> **What to produce**:
Send back all the data below, exactly as given.
* BEGIN *
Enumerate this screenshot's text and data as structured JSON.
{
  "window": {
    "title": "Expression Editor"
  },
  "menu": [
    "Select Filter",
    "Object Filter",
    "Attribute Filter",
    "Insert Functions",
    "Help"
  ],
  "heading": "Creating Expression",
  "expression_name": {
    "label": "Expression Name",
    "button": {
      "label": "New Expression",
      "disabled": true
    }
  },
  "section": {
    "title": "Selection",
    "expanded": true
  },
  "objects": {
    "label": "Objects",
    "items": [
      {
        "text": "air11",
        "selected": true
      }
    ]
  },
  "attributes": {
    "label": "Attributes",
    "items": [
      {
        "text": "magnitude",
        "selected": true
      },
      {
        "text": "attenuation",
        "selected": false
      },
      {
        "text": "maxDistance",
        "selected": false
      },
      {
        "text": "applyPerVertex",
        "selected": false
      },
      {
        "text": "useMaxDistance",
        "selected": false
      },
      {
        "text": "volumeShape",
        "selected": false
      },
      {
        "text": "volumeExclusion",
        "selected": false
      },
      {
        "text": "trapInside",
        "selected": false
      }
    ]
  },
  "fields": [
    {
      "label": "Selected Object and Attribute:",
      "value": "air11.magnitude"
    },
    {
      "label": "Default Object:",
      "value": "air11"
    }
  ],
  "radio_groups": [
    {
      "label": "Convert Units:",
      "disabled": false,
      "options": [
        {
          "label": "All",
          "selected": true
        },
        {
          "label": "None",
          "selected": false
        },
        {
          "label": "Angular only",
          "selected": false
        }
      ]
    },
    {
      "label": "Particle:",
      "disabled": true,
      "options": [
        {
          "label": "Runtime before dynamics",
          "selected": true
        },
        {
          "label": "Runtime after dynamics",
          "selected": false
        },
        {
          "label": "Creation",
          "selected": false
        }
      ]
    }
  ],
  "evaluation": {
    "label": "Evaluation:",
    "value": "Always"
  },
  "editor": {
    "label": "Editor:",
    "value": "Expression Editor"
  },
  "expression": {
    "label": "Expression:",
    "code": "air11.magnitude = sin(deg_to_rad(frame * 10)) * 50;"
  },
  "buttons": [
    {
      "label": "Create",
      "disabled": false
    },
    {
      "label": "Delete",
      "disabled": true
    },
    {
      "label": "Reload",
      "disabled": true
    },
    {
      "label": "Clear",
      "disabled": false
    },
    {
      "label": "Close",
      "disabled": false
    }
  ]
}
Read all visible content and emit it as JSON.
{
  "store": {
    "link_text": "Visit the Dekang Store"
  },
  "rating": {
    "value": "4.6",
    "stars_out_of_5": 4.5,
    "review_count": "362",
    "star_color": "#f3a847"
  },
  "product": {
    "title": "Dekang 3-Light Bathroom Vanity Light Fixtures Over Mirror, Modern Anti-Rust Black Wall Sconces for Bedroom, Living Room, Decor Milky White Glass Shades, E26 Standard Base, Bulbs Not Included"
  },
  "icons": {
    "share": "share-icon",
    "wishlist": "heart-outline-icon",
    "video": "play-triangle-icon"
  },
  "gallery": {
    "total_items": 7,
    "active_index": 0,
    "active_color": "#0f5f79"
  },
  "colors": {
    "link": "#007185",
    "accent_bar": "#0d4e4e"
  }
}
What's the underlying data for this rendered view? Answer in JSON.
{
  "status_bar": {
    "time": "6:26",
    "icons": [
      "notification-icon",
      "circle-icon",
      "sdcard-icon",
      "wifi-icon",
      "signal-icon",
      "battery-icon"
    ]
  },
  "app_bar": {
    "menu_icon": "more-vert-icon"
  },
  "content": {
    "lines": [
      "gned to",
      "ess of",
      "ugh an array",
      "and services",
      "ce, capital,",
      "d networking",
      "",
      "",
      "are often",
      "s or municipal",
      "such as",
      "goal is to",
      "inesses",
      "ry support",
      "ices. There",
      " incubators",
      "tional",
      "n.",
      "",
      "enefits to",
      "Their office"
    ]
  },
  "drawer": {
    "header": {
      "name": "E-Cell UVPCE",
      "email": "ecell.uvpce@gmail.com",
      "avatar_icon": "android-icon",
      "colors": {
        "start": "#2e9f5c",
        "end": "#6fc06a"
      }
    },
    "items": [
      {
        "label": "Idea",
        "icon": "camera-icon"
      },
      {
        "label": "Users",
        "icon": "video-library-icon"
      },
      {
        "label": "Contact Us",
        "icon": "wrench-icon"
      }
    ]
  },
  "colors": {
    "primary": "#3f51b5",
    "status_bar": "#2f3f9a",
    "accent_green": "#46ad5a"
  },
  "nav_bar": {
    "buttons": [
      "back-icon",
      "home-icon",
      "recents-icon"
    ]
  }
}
* END *
> **Expected answer**:
Enumerate this screenshot's text and data as structured JSON.
{
  "window": {
    "title": "Expression Editor"
  },
  "menu": [
    "Select Filter",
    "Object Filter",
    "Attribute Filter",
    "Insert Functions",
    "Help"
  ],
  "heading": "Creating Expression",
  "expression_name": {
    "label": "Expression Name",
    "button": {
      "label": "New Expression",
      "disabled": true
    }
  },
  "section": {
    "title": "Selection",
    "expanded": true
  },
  "objects": {
    "label": "Objects",
    "items": [
      {
        "text": "air11",
        "selected": true
      }
    ]
  },
  "attributes": {
    "label": "Attributes",
    "items": [
      {
        "text": "magnitude",
        "selected": true
      },
      {
        "text": "attenuation",
        "selected": false
      },
      {
        "text": "maxDistance",
        "selected": false
      },
      {
        "text": "applyPerVertex",
        "selected": false
      },
      {
        "text": "useMaxDistance",
        "selected": false
      },
      {
        "text": "volumeShape",
        "selected": false
      },
      {
        "text": "volumeExclusion",
        "selected": false
      },
      {
        "text": "trapInside",
        "selected": false
      }
    ]
  },
  "fields": [
    {
      "label": "Selected Object and Attribute:",
      "value": "air11.magnitude"
    },
    {
      "label": "Default Object:",
      "value": "air11"
    }
  ],
  "radio_groups": [
    {
      "label": "Convert Units:",
      "disabled": false,
      "options": [
        {
          "label": "All",
          "selected": true
        },
        {
          "label": "None",
          "selected": false
        },
        {
          "label": "Angular only",
          "selected": false
        }
      ]
    },
    {
      "label": "Particle:",
      "disabled": true,
      "options": [
        {
          "label": "Runtime before dynamics",
          "selected": true
        },
        {
          "label": "Runtime after dynamics",
          "selected": false
        },
        {
          "label": "Creation",
          "selected": false
        }
      ]
    }
  ],
  "evaluation": {
    "label": "Evaluation:",
    "value": "Always"
  },
  "editor": {
    "label": "Editor:",
    "value": "Expression Editor"
  },
  "expression": {
    "label": "Expression:",
    "code": "air11.magnitude = sin(deg_to_rad(frame * 10)) * 50;"
  },
  "buttons": [
    {
      "label": "Create",
      "disabled": false
    },
    {
      "label": "Delete",
      "disabled": true
    },
    {
      "label": "Reload",
      "disabled": true
    },
    {
      "label": "Clear",
      "disabled": false
    },
    {
      "label": "Close",
      "disabled": false
    }
  ]
}
Read all visible content and emit it as JSON.
{
  "store": {
    "link_text": "Visit the Dekang Store"
  },
  "rating": {
    "value": "4.6",
    "stars_out_of_5": 4.5,
    "review_count": "362",
    "star_color": "#f3a847"
  },
  "product": {
    "title": "Dekang 3-Light Bathroom Vanity Light Fixtures Over Mirror, Modern Anti-Rust Black Wall Sconces for Bedroom, Living Room, Decor Milky White Glass Shades, E26 Standard Base, Bulbs Not Included"
  },
  "icons": {
    "share": "share-icon",
    "wishlist": "heart-outline-icon",
    "video": "play-triangle-icon"
  },
  "gallery": {
    "total_items": 7,
    "active_index": 0,
    "active_color": "#0f5f79"
  },
  "colors": {
    "link": "#007185",
    "accent_bar": "#0d4e4e"
  }
}
What's the underlying data for this rendered view? Answer in JSON.
{
  "status_bar": {
    "time": "6:26",
    "icons": [
      "notification-icon",
      "circle-icon",
      "sdcard-icon",
      "wifi-icon",
      "signal-icon",
      "battery-icon"
    ]
  },
  "app_bar": {
    "menu_icon": "more-vert-icon"
  },
  "content": {
    "lines": [
      "gned to",
      "ess of",
      "ugh an array",
      "and services",
      "ce, capital,",
      "d networking",
      "",
      "",
      "are often",
      "s or municipal",
      "such as",
      "goal is to",
      "inesses",
      "ry support",
      "ices. There",
      " incubators",
      "tional",
      "n.",
      "",
      "enefits to",
      "Their office"
    ]
  },
  "drawer": {
    "header": {
      "name": "E-Cell UVPCE",
      "email": "ecell.uvpce@gmail.com",
      "avatar_icon": "android-icon",
      "colors": {
        "start": "#2e9f5c",
        "end": "#6fc06a"
      }
    },
    "items": [
      {
        "label": "Idea",
        "icon": "camera-icon"
      },
      {
        "label": "Users",
        "icon": "video-library-icon"
      },
      {
        "label": "Contact Us",
        "icon": "wrench-icon"
      }
    ]
  },
  "colors": {
    "primary": "#3f51b5",
    "status_bar": "#2f3f9a",
    "accent_green": "#46ad5a"
  },
  "nav_bar": {
    "buttons": [
      "back-icon",
      "home-icon",
      "recents-icon"
    ]
  }
}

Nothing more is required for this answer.